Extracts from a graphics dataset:
#####

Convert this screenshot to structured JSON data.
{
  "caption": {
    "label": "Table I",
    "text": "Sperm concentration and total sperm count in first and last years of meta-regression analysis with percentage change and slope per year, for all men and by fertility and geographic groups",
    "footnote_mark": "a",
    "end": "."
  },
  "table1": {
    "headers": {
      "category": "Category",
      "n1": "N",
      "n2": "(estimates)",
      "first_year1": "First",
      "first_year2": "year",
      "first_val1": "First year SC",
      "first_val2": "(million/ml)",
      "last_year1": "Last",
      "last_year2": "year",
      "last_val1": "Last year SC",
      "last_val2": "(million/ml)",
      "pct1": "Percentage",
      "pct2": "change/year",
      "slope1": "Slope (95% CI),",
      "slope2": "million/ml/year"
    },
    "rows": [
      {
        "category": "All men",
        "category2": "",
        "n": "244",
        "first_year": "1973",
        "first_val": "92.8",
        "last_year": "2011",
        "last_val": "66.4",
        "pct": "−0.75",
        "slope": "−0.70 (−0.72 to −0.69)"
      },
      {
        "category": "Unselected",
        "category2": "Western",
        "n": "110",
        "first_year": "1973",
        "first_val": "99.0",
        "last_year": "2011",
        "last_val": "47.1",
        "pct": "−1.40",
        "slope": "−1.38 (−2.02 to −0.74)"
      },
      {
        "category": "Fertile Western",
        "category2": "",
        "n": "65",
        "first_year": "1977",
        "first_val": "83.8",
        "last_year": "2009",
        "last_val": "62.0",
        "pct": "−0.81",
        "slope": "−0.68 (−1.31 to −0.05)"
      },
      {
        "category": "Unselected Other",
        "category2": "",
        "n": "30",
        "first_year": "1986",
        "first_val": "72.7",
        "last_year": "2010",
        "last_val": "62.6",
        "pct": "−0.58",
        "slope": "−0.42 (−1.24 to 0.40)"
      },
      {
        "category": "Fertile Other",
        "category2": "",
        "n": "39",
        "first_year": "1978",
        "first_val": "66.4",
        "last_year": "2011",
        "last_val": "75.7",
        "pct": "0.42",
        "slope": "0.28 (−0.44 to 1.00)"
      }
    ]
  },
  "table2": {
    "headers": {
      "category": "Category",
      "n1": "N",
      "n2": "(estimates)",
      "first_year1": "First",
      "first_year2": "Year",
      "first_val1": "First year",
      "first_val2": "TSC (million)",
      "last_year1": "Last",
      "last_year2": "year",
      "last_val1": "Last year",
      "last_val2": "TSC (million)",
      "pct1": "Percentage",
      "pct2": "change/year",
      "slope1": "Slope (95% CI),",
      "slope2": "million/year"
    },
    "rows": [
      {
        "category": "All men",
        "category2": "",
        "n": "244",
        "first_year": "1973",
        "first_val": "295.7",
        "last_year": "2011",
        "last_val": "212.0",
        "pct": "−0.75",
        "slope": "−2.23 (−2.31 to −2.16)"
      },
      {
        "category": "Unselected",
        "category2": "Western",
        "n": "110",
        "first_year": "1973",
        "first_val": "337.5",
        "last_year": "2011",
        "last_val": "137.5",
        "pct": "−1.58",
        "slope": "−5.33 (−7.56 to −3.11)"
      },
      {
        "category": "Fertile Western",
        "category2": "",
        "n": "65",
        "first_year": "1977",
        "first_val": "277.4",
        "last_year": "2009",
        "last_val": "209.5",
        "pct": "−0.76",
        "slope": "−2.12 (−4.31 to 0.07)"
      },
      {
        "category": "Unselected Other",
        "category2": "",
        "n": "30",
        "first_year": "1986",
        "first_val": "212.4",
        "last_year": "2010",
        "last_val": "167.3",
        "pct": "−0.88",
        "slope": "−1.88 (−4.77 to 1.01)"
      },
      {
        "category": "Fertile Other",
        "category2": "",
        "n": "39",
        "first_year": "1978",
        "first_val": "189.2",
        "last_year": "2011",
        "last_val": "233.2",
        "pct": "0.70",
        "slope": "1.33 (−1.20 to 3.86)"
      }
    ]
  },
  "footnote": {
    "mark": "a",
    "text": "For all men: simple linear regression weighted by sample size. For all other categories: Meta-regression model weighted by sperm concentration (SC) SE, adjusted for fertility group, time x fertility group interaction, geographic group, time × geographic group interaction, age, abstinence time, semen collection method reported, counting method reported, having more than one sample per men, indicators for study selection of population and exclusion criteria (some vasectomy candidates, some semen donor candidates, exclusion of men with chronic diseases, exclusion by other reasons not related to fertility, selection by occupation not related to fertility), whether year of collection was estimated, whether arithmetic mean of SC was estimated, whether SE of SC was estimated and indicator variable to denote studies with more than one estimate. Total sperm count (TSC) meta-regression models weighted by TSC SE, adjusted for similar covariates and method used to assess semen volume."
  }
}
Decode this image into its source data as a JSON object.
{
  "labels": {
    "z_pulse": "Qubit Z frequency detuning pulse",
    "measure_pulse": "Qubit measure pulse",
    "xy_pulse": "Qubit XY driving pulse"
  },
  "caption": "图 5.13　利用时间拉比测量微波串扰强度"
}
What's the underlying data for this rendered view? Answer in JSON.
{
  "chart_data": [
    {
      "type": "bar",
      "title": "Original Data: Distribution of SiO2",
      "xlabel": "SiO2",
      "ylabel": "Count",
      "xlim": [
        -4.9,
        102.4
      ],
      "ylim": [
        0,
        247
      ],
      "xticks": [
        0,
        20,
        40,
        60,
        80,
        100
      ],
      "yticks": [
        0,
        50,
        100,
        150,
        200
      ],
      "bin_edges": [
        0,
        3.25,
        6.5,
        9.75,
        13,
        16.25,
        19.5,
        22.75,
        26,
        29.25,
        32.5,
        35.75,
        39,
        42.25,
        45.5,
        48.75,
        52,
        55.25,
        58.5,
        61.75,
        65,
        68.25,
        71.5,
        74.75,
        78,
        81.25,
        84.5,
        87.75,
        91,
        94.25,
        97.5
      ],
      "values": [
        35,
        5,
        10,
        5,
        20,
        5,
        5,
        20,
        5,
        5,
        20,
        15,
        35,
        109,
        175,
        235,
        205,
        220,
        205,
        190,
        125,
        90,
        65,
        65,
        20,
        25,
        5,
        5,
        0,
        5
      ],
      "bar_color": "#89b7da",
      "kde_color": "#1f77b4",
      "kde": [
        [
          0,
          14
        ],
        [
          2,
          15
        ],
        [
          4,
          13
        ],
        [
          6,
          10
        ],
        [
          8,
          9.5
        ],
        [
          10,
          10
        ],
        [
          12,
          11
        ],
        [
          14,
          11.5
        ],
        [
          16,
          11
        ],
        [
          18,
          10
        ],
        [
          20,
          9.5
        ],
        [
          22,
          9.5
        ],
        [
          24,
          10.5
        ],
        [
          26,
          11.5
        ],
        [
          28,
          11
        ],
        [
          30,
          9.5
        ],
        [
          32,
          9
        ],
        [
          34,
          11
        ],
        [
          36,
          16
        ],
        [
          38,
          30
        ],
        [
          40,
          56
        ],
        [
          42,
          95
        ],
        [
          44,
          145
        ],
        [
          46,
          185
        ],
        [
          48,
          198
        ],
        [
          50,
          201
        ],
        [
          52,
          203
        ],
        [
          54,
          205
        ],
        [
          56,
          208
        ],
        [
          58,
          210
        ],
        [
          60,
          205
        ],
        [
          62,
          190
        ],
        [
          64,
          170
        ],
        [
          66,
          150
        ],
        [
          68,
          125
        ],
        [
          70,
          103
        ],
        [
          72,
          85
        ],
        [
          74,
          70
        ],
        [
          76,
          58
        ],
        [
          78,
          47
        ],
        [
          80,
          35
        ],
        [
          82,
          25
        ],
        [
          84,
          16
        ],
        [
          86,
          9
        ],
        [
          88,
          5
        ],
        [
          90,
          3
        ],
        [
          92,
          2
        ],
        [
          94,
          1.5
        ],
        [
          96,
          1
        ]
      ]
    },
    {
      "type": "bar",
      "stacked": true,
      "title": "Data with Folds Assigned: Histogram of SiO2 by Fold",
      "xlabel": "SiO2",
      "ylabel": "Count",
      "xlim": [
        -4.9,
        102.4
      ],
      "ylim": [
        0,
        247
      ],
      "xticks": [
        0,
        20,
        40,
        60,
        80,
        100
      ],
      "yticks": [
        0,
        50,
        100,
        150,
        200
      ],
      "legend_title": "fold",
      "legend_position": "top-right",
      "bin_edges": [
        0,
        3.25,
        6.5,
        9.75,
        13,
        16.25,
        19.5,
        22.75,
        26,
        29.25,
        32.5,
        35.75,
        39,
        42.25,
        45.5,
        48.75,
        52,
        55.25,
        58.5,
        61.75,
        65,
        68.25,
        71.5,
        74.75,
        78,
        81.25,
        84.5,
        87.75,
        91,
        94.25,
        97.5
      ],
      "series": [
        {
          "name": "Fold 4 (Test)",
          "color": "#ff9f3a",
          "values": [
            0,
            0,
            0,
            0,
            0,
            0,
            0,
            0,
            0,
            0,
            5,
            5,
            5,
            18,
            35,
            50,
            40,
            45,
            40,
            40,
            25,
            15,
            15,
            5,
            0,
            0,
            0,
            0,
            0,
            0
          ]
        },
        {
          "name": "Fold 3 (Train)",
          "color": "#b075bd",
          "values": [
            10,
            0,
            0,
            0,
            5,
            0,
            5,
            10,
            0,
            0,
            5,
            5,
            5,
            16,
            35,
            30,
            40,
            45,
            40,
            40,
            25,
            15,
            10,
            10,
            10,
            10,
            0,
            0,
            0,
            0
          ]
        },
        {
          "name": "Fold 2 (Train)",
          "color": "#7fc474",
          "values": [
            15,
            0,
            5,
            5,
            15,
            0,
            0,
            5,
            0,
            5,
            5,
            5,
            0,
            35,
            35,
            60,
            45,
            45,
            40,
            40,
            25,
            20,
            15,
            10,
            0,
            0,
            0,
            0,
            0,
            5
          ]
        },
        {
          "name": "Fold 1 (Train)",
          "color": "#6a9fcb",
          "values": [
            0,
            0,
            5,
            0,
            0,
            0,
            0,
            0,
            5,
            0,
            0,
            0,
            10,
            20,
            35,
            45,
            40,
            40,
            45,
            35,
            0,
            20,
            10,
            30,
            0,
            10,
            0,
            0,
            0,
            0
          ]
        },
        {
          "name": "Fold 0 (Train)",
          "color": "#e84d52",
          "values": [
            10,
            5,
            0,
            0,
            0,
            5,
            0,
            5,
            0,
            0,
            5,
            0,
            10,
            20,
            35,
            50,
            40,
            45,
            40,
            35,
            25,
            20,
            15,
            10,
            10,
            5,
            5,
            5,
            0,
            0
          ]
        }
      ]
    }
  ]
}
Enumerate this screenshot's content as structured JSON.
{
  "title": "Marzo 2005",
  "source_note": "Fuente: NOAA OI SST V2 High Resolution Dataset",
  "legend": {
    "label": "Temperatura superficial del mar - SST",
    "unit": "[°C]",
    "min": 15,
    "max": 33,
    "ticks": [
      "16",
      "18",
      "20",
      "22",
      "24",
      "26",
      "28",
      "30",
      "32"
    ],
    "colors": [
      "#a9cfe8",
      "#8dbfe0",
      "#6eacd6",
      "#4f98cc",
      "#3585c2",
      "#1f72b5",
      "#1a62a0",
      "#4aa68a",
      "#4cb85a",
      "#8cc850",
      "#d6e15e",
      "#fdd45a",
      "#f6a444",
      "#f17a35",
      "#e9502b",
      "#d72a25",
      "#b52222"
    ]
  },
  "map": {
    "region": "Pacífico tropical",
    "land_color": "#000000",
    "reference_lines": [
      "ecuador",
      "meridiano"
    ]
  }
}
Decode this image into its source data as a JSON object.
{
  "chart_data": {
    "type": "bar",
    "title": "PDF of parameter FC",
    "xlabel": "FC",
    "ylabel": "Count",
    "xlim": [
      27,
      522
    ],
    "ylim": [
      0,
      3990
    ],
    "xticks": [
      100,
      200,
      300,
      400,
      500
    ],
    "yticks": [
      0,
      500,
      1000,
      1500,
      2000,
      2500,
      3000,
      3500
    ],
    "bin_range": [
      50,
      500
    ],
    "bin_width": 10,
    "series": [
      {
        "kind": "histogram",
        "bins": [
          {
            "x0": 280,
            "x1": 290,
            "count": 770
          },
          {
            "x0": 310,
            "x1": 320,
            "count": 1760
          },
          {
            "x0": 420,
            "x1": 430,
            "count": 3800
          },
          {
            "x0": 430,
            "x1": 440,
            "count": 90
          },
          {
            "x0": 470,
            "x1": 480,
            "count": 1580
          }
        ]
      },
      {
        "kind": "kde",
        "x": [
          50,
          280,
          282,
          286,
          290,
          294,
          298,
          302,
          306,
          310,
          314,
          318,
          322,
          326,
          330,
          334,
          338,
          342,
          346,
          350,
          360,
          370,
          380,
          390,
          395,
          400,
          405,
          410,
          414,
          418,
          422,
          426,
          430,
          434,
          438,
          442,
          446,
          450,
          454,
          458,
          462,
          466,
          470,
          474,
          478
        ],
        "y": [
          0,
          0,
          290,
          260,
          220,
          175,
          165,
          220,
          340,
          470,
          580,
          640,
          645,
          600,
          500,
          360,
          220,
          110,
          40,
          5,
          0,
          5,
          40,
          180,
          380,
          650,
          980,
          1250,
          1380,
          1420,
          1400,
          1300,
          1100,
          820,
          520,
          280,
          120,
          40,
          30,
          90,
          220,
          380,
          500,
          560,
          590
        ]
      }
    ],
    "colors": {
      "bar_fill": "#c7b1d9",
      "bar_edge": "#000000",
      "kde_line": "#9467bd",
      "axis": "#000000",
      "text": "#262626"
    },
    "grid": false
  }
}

#####

THE REQUEST.
Copy all lines from the listing that contain "regression".

ANSWER TO THE EXERCISE.
    "text": "Sperm concentration and total sperm count in first and last years of meta-regression analysis with percentage change and slope per year, for all men and by fertility and geographic groups",
    "text": "For all men: simple linear regression weighted by sample size. For all other categories: Meta-regression model weighted by sperm concentration (SC) SE, adjusted for fertility group, time x fertility group interaction, geographic group, time × geographic group interaction, age, abstinence time, semen collection method reported, counting method reported, having more than one sample per men, indicators for study selection of population and exclusion criteria (some vasectomy candidates, some semen donor candidates, exclusion of men with chronic diseases, exclusion by other reasons not related to fertility, selection by occupation not related to fertility), whether year of collection was estimated, whether arithmetic mean of SC was estimated, whether SE of SC was estimated and indicator variable to denote studies with more than one estimate. Total sperm count (TSC) meta-regression models weighted by TSC SE, adjusted for similar covariates and method used to assess semen volume."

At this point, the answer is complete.